* _Source extract_:
[Start of section]

By Jeffrey VanWingen M.D. — One of many General blogs on SmartLivingNetwork.com
I've never tried marijuana or "pot" as it's commonly called. Like most people I must admit I have subscribed stereotypical views on marijuana: joint smoking, red eyes, "the munchies," getting stoned, illegal... but with the momentum successful medical use legalization has spurred, healthcare providers have found themselves in the middle of debate with strong opinions on both sides.
Now, in many states, doctors have the (often unwanted) power to prescribe marijuana. After a couple years in this position, I offer my views.
When the legalization of medical marijuana was first proposed, my first thought was, "Can it actually be a medicine?" A medicine is something that has an overall positive affect on a person's health. Though some have adverse side effects, in general they must have a positive function.

[End of section]

(Structured data from page parsing)
[Start of section]

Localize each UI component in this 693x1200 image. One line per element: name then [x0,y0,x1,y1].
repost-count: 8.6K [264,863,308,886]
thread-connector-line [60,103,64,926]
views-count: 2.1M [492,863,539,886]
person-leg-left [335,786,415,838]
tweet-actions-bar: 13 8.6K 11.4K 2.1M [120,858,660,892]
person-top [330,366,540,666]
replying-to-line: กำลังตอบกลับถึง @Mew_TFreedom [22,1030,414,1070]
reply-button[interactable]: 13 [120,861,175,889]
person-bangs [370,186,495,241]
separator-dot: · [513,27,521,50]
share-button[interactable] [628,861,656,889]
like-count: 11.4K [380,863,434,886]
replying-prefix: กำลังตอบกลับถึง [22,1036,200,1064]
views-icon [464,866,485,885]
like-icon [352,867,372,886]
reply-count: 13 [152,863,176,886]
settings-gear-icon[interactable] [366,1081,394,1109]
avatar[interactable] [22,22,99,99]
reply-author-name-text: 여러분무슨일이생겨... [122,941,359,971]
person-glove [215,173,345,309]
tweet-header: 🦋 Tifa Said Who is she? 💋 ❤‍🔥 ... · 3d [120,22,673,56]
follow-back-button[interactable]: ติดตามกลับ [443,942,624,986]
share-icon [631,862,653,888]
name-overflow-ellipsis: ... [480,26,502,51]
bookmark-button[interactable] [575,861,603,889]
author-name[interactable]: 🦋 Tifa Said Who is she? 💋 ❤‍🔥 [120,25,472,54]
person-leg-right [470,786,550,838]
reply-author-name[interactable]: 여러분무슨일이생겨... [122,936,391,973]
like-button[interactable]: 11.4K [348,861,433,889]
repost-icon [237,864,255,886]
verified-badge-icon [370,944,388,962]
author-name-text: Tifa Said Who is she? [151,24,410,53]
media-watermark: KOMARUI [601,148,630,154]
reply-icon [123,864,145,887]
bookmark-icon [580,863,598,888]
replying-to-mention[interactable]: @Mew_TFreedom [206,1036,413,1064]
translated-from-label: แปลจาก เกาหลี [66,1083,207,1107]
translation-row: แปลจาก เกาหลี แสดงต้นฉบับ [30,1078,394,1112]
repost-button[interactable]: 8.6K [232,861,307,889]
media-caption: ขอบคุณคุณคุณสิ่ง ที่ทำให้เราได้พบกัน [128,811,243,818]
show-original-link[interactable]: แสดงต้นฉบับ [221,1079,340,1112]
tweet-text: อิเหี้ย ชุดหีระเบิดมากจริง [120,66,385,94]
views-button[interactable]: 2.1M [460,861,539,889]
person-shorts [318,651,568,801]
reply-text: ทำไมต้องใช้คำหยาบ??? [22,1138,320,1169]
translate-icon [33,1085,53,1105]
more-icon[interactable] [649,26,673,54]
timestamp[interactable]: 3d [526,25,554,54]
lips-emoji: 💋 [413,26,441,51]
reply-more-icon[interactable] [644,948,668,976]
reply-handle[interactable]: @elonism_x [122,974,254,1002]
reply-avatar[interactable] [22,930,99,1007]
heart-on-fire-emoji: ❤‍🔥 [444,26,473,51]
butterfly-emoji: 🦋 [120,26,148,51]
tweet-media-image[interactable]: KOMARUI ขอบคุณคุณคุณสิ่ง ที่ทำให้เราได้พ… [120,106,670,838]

[End of section]

* _Exercise details_:
Carry on the blog post on medical marijuana, picking up right after its last sentence. The records have no connection to the text.

* _Response for this exercise_:
I studied the claims that it helped with nausea, pain, and appetite where other medications failed, but I also examined the ill effects of marijuana. The drug has a potential for dependence - but so do a number of other drugs I prescribe regularly (pain medications and stimulants for instance). The ill effects of smoking the drug were probably my biggest concern. One joint delivers the toxins, pollutants and cancer risk of a whole pack of cigarettes, but then again, it doesn't necessarily need to be smoked. Other delivery method such as food preparations exist.
Marijuana affects perception of symptoms and a distinction needs to be made between treating symptoms and the pursuit of marijuana-induced euphoria. Sometimes this can be difficult. Marijuana is used to treat symptoms, but it does not cure the cause of symptoms such as nausea and pain.
As there are a number of safer, readily-available medications existing for the ailments marijuana typically prescribed for, marijuana should not be the first line treatment for an illness. Standard therapies should be tried and failed before considering marijuana. All options in treating a cause of symptoms should be exhausted before using marijuana.
Sometimes patients come to me prepared with a case for why they should be prescribed marijuana and it makes me feel more like a judge than a doctor. I am left to question and advocate for both sides and to come up with a verdict.
Sometimes the decision is simple: the patient has cancer, is on chemotherapy, is losing weight, and has had no help with pharmaceutical anti-nausea drugs.
Sometimes it's quite difficult: the patients has vague symptoms of low back pain, depression, anxiety, or headaches.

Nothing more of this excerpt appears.